### What the task asks
Output all the material that follows, exactly as given.

### Some records
BEGIN

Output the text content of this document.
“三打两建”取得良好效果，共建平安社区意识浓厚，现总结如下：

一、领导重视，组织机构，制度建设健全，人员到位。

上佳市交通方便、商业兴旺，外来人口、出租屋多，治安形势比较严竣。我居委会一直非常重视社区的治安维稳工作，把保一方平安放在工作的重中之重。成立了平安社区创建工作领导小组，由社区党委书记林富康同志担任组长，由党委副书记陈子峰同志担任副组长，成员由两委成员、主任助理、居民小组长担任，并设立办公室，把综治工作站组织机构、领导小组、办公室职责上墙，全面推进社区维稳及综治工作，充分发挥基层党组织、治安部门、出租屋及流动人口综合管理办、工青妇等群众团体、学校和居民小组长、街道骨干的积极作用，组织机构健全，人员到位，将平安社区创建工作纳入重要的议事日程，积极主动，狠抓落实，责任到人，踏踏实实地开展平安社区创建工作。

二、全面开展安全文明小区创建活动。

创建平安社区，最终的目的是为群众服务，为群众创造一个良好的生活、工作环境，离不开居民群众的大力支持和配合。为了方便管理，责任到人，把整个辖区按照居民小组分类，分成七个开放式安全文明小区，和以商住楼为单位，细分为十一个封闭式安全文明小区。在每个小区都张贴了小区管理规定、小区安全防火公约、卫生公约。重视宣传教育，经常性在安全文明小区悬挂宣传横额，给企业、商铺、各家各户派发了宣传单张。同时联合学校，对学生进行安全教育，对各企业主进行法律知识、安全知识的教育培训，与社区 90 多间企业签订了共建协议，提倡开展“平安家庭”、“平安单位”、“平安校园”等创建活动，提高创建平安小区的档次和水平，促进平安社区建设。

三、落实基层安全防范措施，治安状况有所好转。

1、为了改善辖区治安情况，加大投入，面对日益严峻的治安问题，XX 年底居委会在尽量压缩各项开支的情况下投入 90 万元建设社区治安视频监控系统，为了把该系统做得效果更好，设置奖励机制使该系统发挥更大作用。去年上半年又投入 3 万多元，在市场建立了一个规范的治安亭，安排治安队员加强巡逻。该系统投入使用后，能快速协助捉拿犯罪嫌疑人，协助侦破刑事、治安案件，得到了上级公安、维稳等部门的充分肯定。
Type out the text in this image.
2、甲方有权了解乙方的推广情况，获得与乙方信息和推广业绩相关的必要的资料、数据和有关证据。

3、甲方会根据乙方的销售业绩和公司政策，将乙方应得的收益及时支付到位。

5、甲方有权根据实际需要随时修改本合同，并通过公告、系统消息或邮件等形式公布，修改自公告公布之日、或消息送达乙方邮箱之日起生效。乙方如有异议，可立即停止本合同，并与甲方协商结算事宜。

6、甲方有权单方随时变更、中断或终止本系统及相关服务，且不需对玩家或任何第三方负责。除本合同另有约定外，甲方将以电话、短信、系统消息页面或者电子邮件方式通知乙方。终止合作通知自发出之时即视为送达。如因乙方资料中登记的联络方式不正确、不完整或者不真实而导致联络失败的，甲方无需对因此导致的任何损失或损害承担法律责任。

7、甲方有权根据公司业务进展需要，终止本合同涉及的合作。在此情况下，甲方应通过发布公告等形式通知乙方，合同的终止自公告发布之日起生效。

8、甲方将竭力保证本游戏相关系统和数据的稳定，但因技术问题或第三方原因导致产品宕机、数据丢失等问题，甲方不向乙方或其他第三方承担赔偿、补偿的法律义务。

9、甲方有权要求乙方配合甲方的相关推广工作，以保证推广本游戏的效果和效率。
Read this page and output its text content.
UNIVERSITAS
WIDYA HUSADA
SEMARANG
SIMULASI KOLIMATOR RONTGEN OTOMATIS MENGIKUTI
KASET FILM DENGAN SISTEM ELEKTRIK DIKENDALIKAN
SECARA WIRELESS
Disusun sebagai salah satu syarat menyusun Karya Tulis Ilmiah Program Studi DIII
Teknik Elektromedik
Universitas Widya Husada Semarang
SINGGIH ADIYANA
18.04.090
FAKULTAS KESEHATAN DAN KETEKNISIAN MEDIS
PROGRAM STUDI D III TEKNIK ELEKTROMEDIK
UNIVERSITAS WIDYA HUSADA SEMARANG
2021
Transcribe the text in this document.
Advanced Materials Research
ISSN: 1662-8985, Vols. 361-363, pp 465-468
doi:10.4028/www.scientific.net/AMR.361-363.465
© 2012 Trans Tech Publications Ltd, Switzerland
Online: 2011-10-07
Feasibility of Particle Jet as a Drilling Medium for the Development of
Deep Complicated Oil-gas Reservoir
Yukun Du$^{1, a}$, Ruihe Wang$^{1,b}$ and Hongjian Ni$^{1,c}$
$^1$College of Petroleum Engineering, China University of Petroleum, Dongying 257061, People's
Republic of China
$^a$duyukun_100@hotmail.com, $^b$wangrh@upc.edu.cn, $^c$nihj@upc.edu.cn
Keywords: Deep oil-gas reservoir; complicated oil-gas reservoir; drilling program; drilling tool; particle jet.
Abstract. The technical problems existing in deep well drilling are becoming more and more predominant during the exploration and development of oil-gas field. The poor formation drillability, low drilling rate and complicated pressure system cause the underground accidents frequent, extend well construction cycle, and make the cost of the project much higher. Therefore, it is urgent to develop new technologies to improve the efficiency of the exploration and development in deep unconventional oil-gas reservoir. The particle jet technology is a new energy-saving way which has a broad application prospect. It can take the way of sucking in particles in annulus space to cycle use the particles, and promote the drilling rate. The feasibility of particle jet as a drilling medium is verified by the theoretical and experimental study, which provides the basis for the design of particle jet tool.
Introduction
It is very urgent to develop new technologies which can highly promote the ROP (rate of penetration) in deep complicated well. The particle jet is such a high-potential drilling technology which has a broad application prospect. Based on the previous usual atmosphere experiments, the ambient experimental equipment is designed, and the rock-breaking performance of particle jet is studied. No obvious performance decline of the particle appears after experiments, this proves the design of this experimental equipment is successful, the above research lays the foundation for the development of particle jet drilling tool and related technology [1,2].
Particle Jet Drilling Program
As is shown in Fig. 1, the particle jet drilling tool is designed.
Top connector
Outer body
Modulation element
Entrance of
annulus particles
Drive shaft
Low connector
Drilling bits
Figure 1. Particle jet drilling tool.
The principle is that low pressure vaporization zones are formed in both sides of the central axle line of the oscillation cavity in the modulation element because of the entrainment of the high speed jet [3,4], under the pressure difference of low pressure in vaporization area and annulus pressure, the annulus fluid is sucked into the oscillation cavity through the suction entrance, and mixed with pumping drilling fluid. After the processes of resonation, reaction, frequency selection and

END

### Task answer
Output the text content of this document.
“三打两建”取得良好效果，共建平安社区意识浓厚，现总结如下：

一、领导重视，组织机构，制度建设健全，人员到位。

上佳市交通方便、商业兴旺，外来人口、出租屋多，治安形势比较严竣。我居委会一直非常重视社区的治安维稳工作，把保一方平安放在工作的重中之重。成立了平安社区创建工作领导小组，由社区党委书记林富康同志担任组长，由党委副书记陈子峰同志担任副组长，成员由两委成员、主任助理、居民小组长担任，并设立办公室，把综治工作站组织机构、领导小组、办公室职责上墙，全面推进社区维稳及综治工作，充分发挥基层党组织、治安部门、出租屋及流动人口综合管理办、工青妇等群众团体、学校和居民小组长、街道骨干的积极作用，组织机构健全，人员到位，将平安社区创建工作纳入重要的议事日程，积极主动，狠抓落实，责任到人，踏踏实实地开展平安社区创建工作。

二、全面开展安全文明小区创建活动。

创建平安社区，最终的目的是为群众服务，为群众创造一个良好的生活、工作环境，离不开居民群众的大力支持和配合。为了方便管理，责任到人，把整个辖区按照居民小组分类，分成七个开放式安全文明小区，和以商住楼为单位，细分为十一个封闭式安全文明小区。在每个小区都张贴了小区管理规定、小区安全防火公约、卫生公约。重视宣传教育，经常性在安全文明小区悬挂宣传横额，给企业、商铺、各家各户派发了宣传单张。同时联合学校，对学生进行安全教育，对各企业主进行法律知识、安全知识的教育培训，与社区 90 多间企业签订了共建协议，提倡开展“平安家庭”、“平安单位”、“平安校园”等创建活动，提高创建平安小区的档次和水平，促进平安社区建设。

三、落实基层安全防范措施，治安状况有所好转。

1、为了改善辖区治安情况，加大投入，面对日益严峻的治安问题，XX 年底居委会在尽量压缩各项开支的情况下投入 90 万元建设社区治安视频监控系统，为了把该系统做得效果更好，设置奖励机制使该系统发挥更大作用。去年上半年又投入 3 万多元，在市场建立了一个规范的治安亭，安排治安队员加强巡逻。该系统投入使用后，能快速协助捉拿犯罪嫌疑人，协助侦破刑事、治安案件，得到了上级公安、维稳等部门的充分肯定。
Type out the text in this image.
2、甲方有权了解乙方的推广情况，获得与乙方信息和推广业绩相关的必要的资料、数据和有关证据。

3、甲方会根据乙方的销售业绩和公司政策，将乙方应得的收益及时支付到位。

5、甲方有权根据实际需要随时修改本合同，并通过公告、系统消息或邮件等形式公布，修改自公告公布之日、或消息送达乙方邮箱之日起生效。乙方如有异议，可立即停止本合同，并与甲方协商结算事宜。

6、甲方有权单方随时变更、中断或终止本系统及相关服务，且不需对玩家或任何第三方负责。除本合同另有约定外，甲方将以电话、短信、系统消息页面或者电子邮件方式通知乙方。终止合作通知自发出之时即视为送达。如因乙方资料中登记的联络方式不正确、不完整或者不真实而导致联络失败的，甲方无需对因此导致的任何损失或损害承担法律责任。

7、甲方有权根据公司业务进展需要，终止本合同涉及的合作。在此情况下，甲方应通过发布公告等形式通知乙方，合同的终止自公告发布之日起生效。

8、甲方将竭力保证本游戏相关系统和数据的稳定，但因技术问题或第三方原因导致产品宕机、数据丢失等问题，甲方不向乙方或其他第三方承担赔偿、补偿的法律义务。

9、甲方有权要求乙方配合甲方的相关推广工作，以保证推广本游戏的效果和效率。
Read this page and output its text content.
UNIVERSITAS
WIDYA HUSADA
SEMARANG
SIMULASI KOLIMATOR RONTGEN OTOMATIS MENGIKUTI
KASET FILM DENGAN SISTEM ELEKTRIK DIKENDALIKAN
SECARA WIRELESS
Disusun sebagai salah satu syarat menyusun Karya Tulis Ilmiah Program Studi DIII
Teknik Elektromedik
Universitas Widya Husada Semarang
SINGGIH ADIYANA
18.04.090
FAKULTAS KESEHATAN DAN KETEKNISIAN MEDIS
PROGRAM STUDI D III TEKNIK ELEKTROMEDIK
UNIVERSITAS WIDYA HUSADA SEMARANG
2021
Transcribe the text in this document.
Advanced Materials Research
ISSN: 1662-8985, Vols. 361-363, pp 465-468
doi:10.4028/www.scientific.net/AMR.361-363.465
© 2012 Trans Tech Publications Ltd, Switzerland
Online: 2011-10-07
Feasibility of Particle Jet as a Drilling Medium for the Development of
Deep Complicated Oil-gas Reservoir
Yukun Du$^{1, a}$, Ruihe Wang$^{1,b}$ and Hongjian Ni$^{1,c}$
$^1$College of Petroleum Engineering, China University of Petroleum, Dongying 257061, People's
Republic of China
$^a$duyukun_100@hotmail.com, $^b$wangrh@upc.edu.cn, $^c$nihj@upc.edu.cn
Keywords: Deep oil-gas reservoir; complicated oil-gas reservoir; drilling program; drilling tool; particle jet.
Abstract. The technical problems existing in deep well drilling are becoming more and more predominant during the exploration and development of oil-gas field. The poor formation drillability, low drilling rate and complicated pressure system cause the underground accidents frequent, extend well construction cycle, and make the cost of the project much higher. Therefore, it is urgent to develop new technologies to improve the efficiency of the exploration and development in deep unconventional oil-gas reservoir. The particle jet technology is a new energy-saving way which has a broad application prospect. It can take the way of sucking in particles in annulus space to cycle use the particles, and promote the drilling rate. The feasibility of particle jet as a drilling medium is verified by the theoretical and experimental study, which provides the basis for the design of particle jet tool.
Introduction
It is very urgent to develop new technologies which can highly promote the ROP (rate of penetration) in deep complicated well. The particle jet is such a high-potential drilling technology which has a broad application prospect. Based on the previous usual atmosphere experiments, the ambient experimental equipment is designed, and the rock-breaking performance of particle jet is studied. No obvious performance decline of the particle appears after experiments, this proves the design of this experimental equipment is successful, the above research lays the foundation for the development of particle jet drilling tool and related technology [1,2].
Particle Jet Drilling Program
As is shown in Fig. 1, the particle jet drilling tool is designed.
Top connector
Outer body
Modulation element
Entrance of
annulus particles
Drive shaft
Low connector
Drilling bits
Figure 1. Particle jet drilling tool.
The principle is that low pressure vaporization zones are formed in both sides of the central axle line of the oscillation cavity in the modulation element because of the entrainment of the high speed jet [3,4], under the pressure difference of low pressure in vaporization area and annulus pressure, the annulus fluid is sucked into the oscillation cavity through the suction entrance, and mixed with pumping drilling fluid. After the processes of resonation, reaction, frequency selection and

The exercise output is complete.